**Direction**.
Return only the number of lines holding the word "Можно".

** BEGIN **

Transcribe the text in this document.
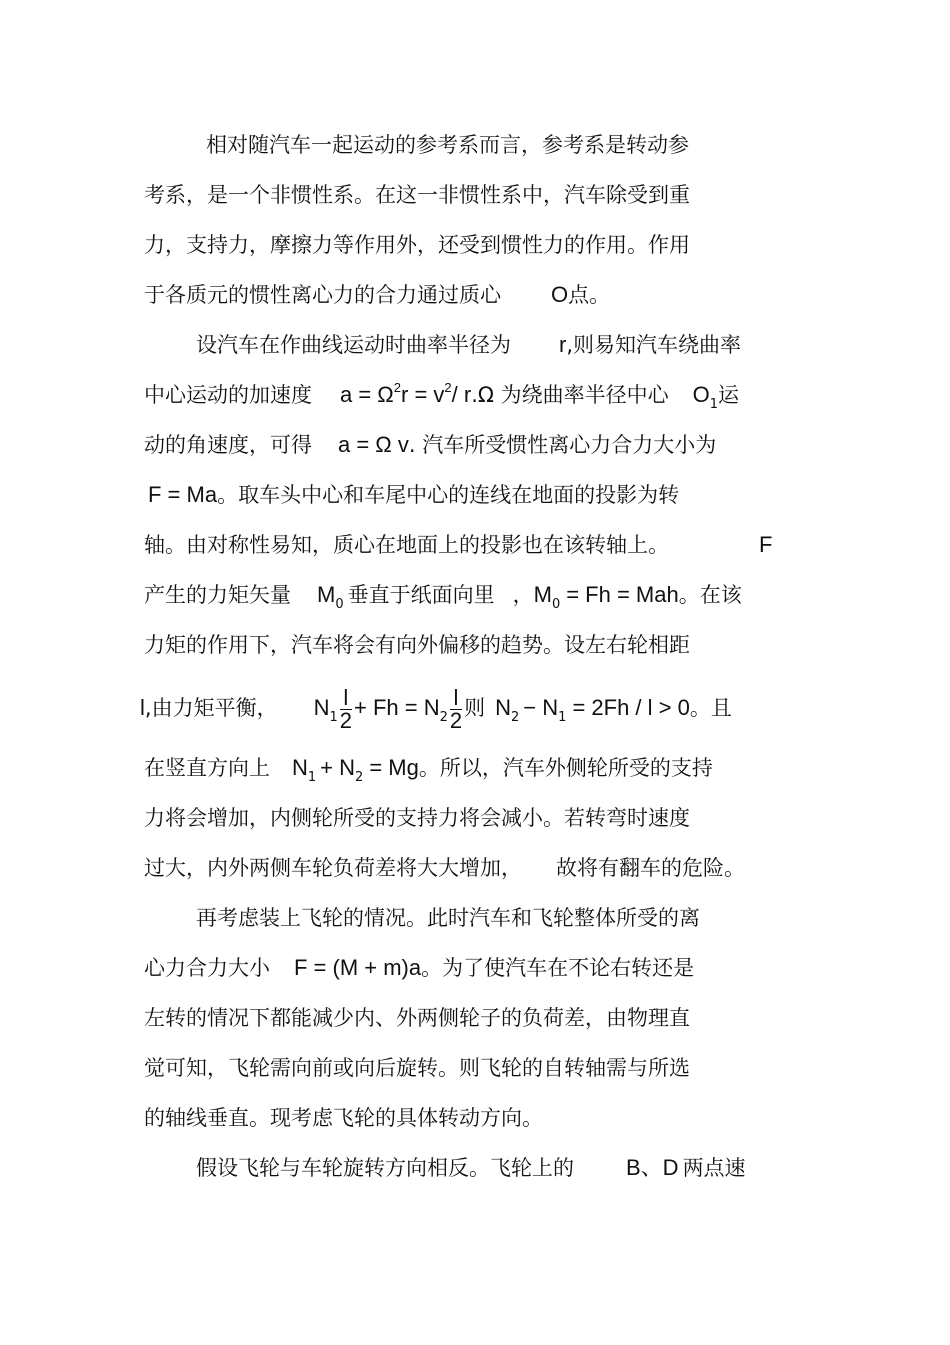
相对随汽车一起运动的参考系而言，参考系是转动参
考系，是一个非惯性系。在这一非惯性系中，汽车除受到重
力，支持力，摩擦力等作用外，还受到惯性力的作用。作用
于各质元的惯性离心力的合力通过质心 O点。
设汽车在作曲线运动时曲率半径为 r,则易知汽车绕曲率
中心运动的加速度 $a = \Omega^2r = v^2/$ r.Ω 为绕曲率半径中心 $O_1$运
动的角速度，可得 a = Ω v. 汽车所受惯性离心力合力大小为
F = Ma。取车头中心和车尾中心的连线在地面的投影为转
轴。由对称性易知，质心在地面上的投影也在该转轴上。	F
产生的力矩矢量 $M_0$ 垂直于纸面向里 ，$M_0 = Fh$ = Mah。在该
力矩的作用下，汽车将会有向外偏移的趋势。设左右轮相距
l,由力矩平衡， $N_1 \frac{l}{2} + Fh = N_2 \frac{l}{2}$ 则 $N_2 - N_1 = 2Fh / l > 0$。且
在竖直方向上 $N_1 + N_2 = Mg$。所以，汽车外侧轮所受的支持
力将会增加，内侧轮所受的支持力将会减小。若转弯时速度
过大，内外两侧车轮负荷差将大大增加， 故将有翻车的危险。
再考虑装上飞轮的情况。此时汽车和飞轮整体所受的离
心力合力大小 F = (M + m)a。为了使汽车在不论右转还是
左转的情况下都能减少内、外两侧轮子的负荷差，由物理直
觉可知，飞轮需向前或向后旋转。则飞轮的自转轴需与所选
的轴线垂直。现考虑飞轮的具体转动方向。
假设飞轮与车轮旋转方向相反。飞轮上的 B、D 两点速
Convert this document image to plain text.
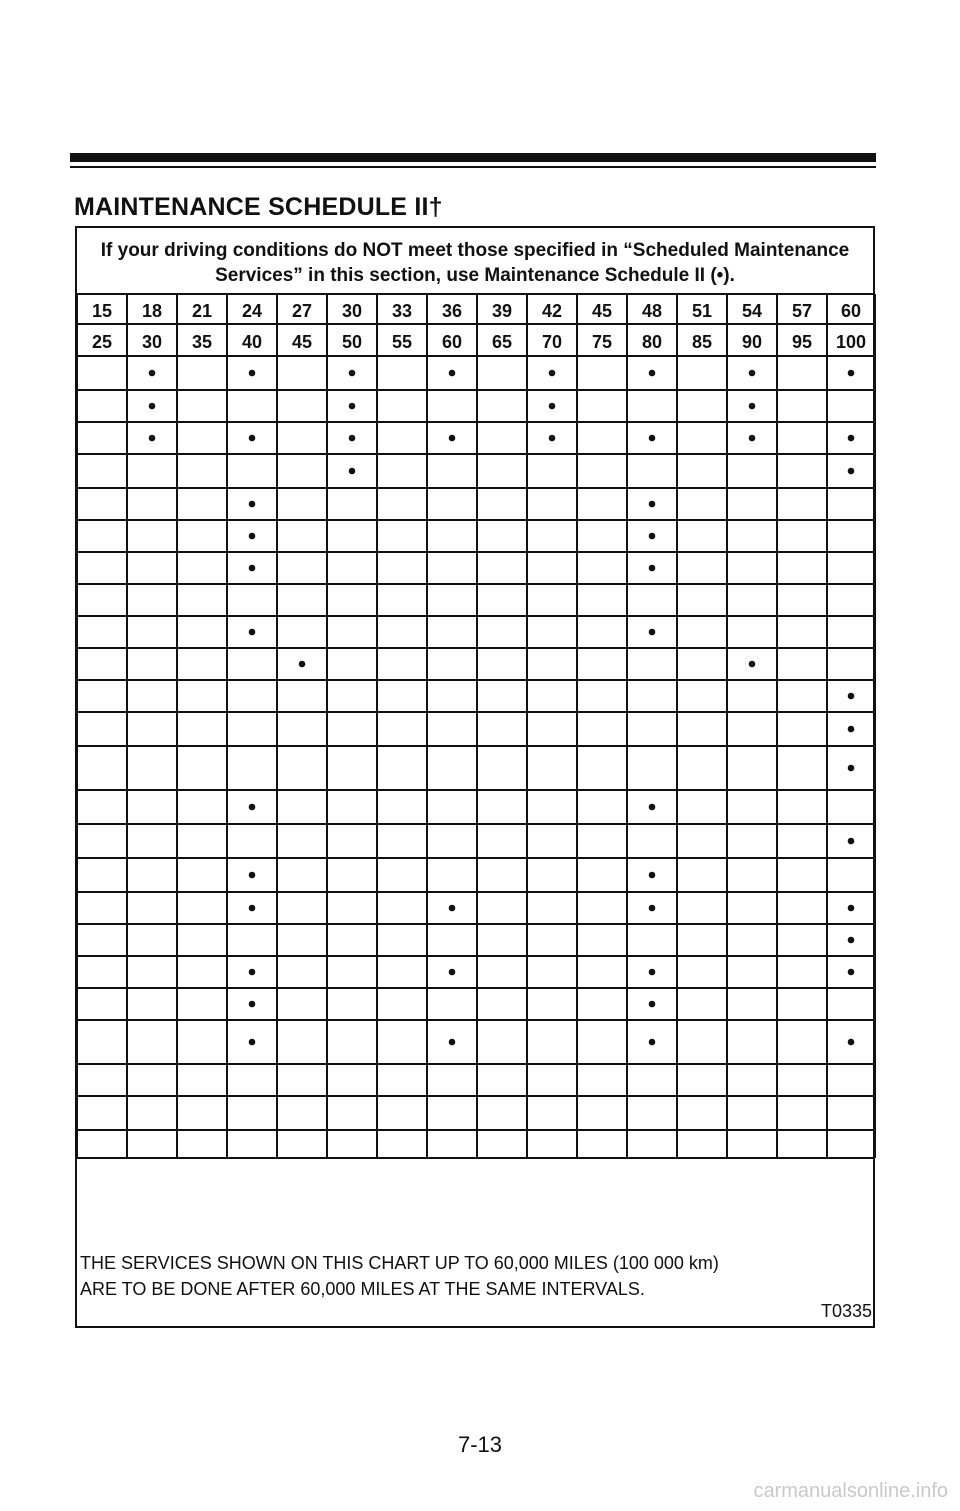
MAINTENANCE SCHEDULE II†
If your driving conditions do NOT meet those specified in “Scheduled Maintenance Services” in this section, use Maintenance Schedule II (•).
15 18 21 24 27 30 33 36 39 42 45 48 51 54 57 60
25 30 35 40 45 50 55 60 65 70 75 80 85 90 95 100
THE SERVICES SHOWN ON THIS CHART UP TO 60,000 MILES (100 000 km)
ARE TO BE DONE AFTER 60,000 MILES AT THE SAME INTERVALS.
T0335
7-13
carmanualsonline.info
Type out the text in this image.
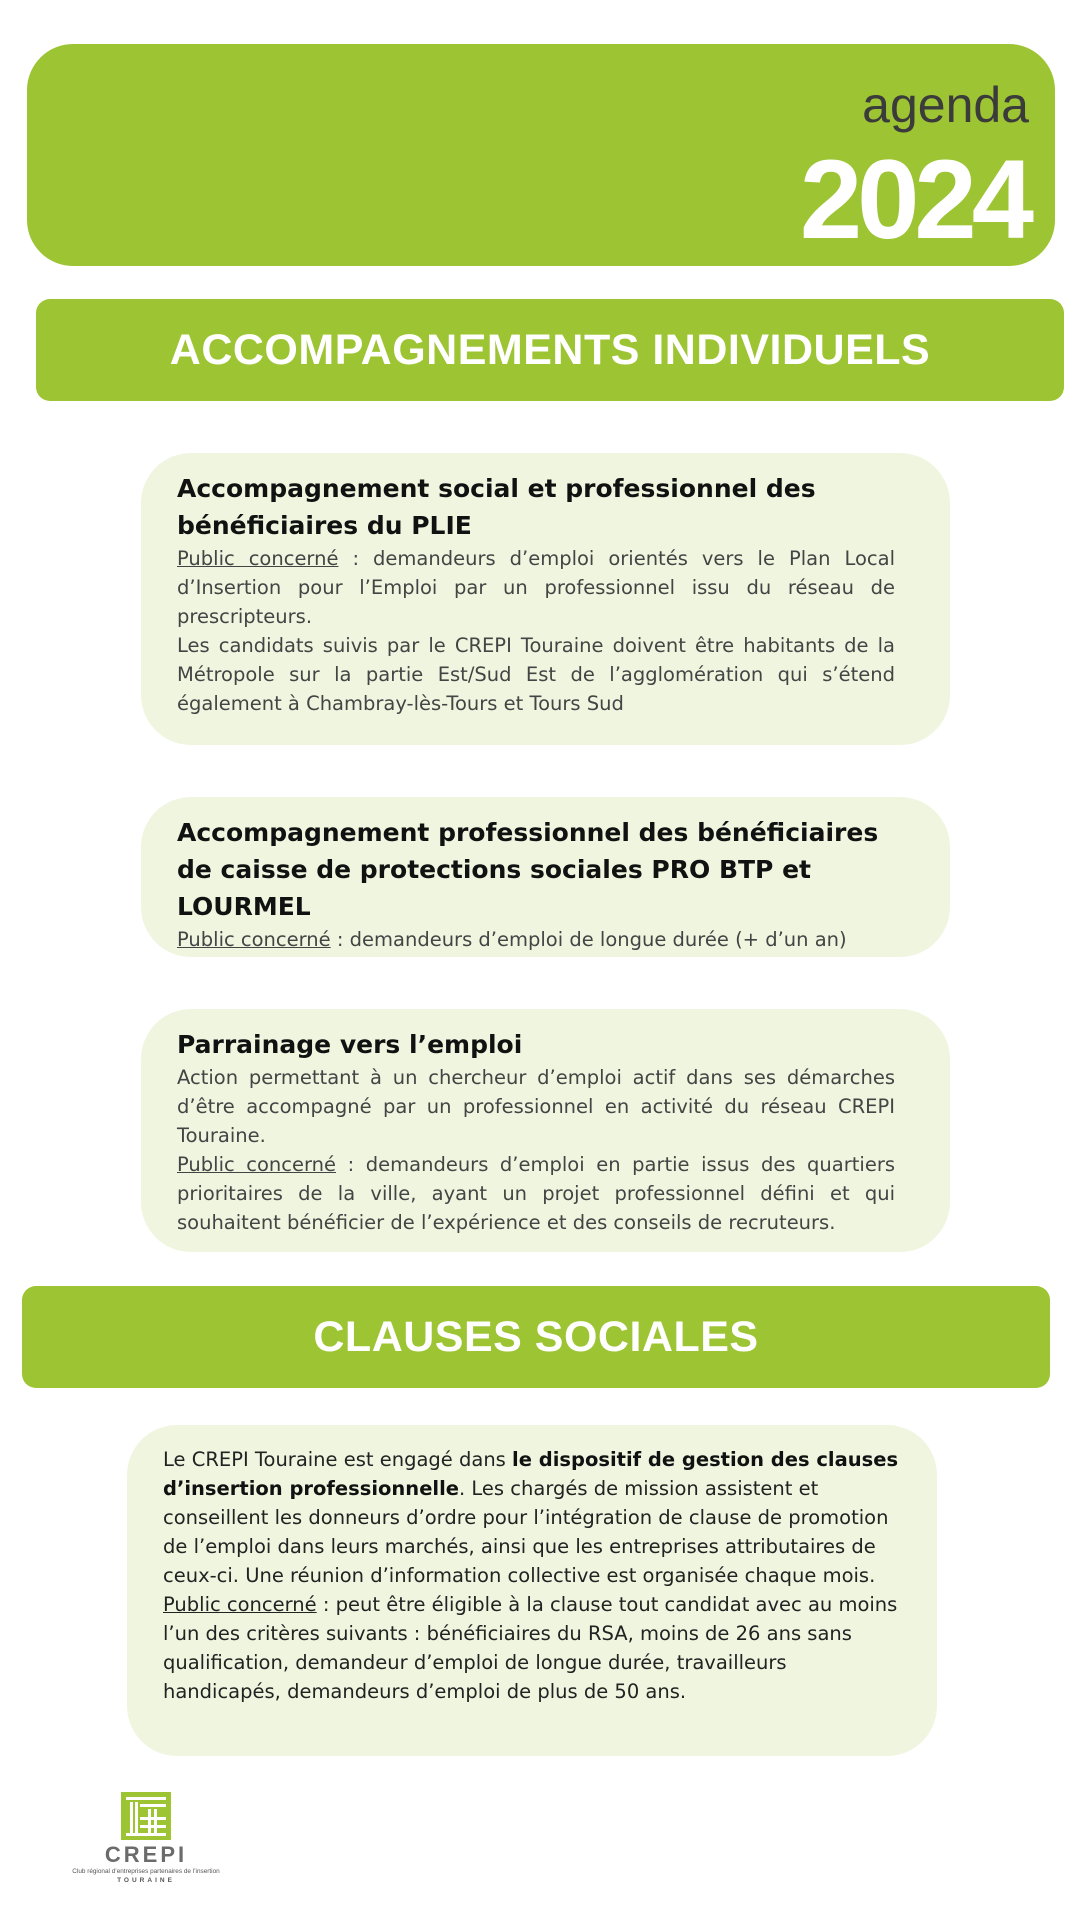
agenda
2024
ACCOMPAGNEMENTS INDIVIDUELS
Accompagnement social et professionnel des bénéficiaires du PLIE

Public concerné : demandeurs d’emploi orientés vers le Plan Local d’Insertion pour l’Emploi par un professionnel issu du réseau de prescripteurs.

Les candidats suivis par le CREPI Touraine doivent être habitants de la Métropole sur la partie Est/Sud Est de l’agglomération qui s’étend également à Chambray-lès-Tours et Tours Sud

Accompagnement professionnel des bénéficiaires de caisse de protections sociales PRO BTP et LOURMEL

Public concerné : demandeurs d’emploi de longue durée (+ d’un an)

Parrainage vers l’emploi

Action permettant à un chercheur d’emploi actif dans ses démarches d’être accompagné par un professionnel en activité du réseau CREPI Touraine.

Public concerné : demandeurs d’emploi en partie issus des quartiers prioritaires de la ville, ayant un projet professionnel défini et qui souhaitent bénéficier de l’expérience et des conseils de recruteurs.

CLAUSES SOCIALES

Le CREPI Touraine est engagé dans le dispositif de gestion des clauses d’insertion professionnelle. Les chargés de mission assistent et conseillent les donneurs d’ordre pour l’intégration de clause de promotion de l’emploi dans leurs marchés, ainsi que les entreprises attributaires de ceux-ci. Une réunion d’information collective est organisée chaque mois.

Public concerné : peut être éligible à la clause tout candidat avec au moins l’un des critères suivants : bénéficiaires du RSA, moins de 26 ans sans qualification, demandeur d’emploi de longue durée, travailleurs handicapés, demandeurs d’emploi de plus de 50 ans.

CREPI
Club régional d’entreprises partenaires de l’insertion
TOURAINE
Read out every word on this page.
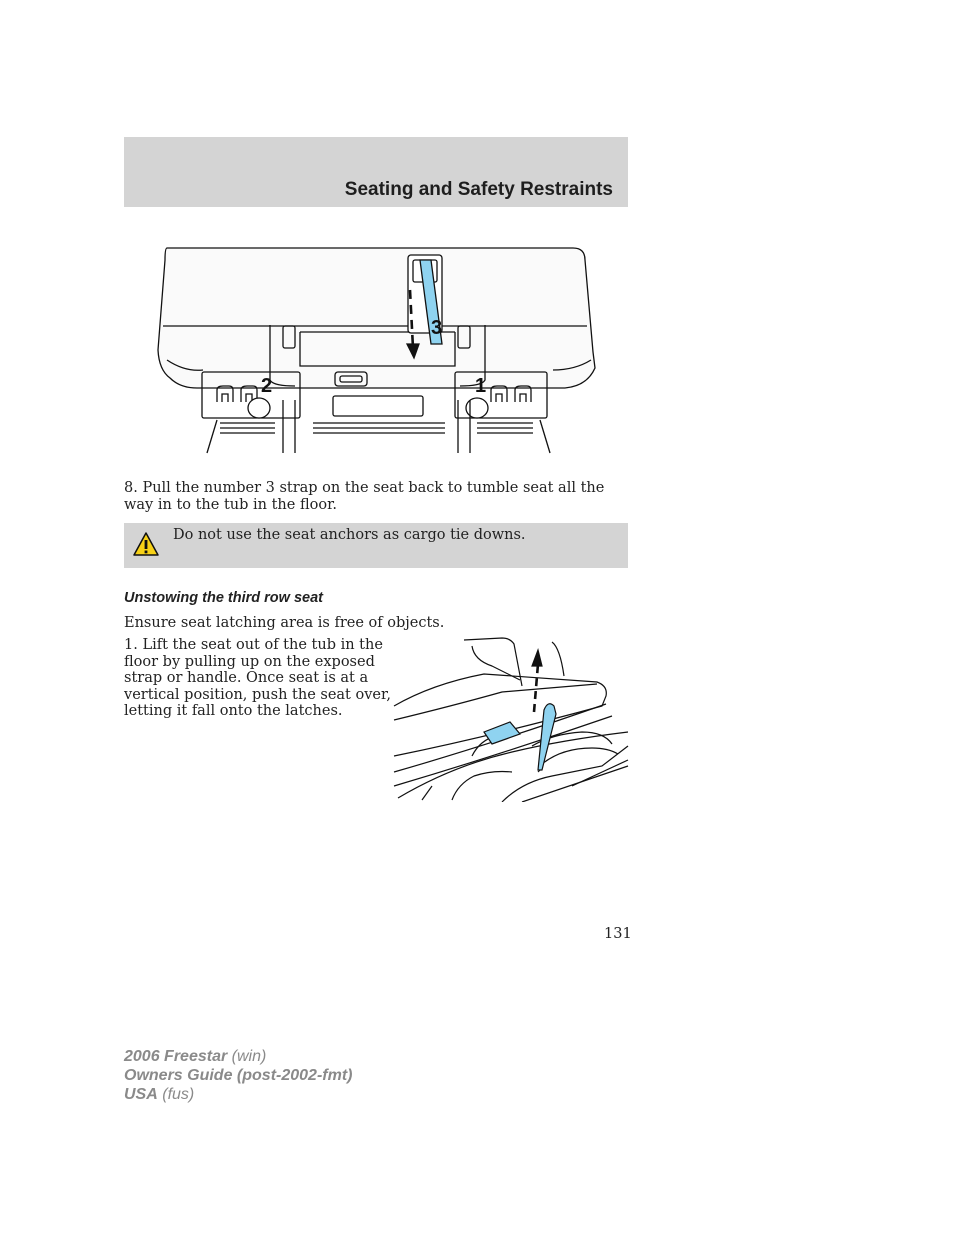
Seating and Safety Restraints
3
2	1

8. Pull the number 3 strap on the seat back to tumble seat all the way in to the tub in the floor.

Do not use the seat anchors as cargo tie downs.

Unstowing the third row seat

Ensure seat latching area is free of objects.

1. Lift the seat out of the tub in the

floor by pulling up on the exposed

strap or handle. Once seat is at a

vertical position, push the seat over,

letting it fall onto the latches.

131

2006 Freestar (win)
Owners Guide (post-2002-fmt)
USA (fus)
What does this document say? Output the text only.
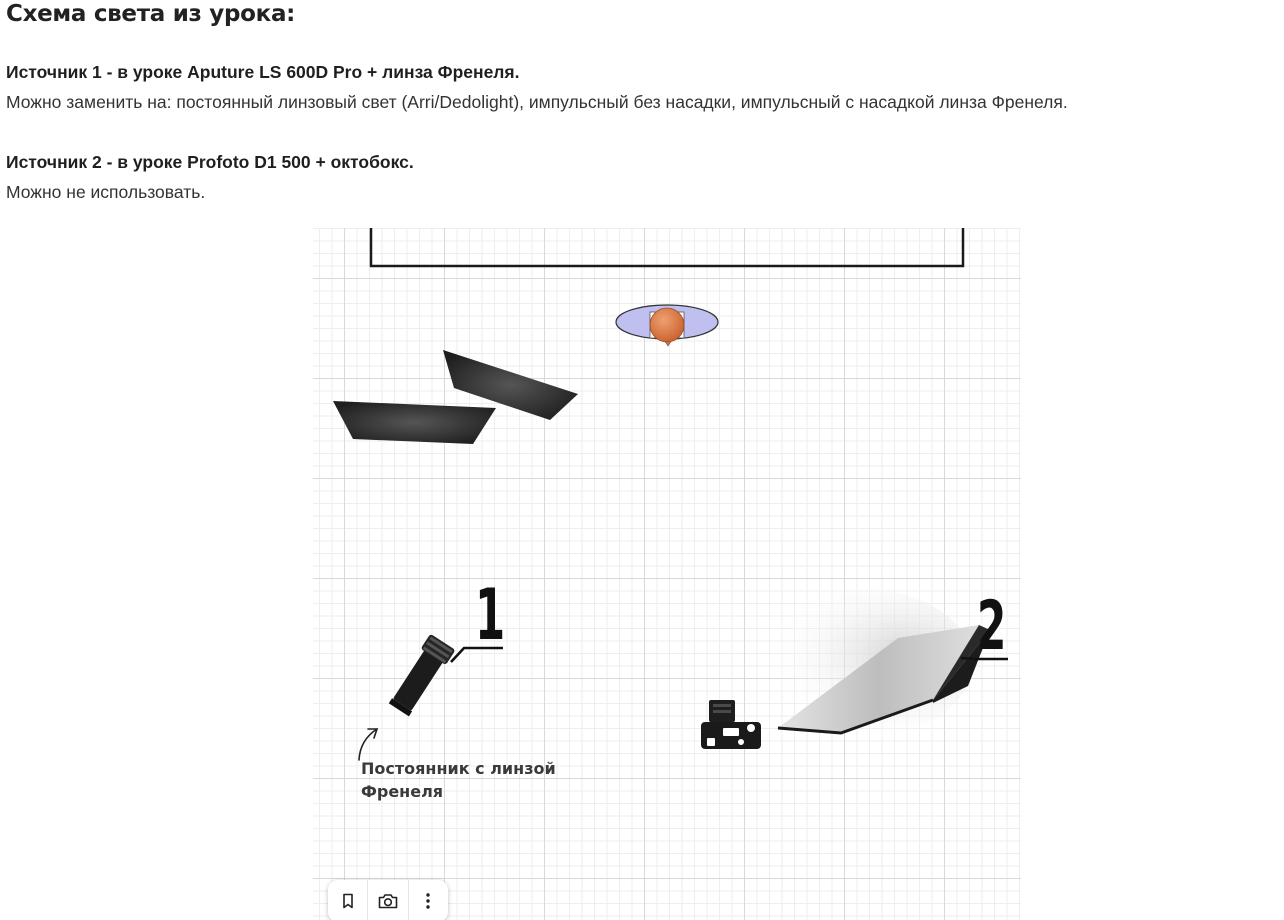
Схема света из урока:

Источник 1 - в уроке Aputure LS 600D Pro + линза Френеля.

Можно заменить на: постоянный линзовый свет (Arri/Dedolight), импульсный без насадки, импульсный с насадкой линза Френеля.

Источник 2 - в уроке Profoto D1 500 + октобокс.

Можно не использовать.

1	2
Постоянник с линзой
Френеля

** END **

**Reply to the exercise**.
2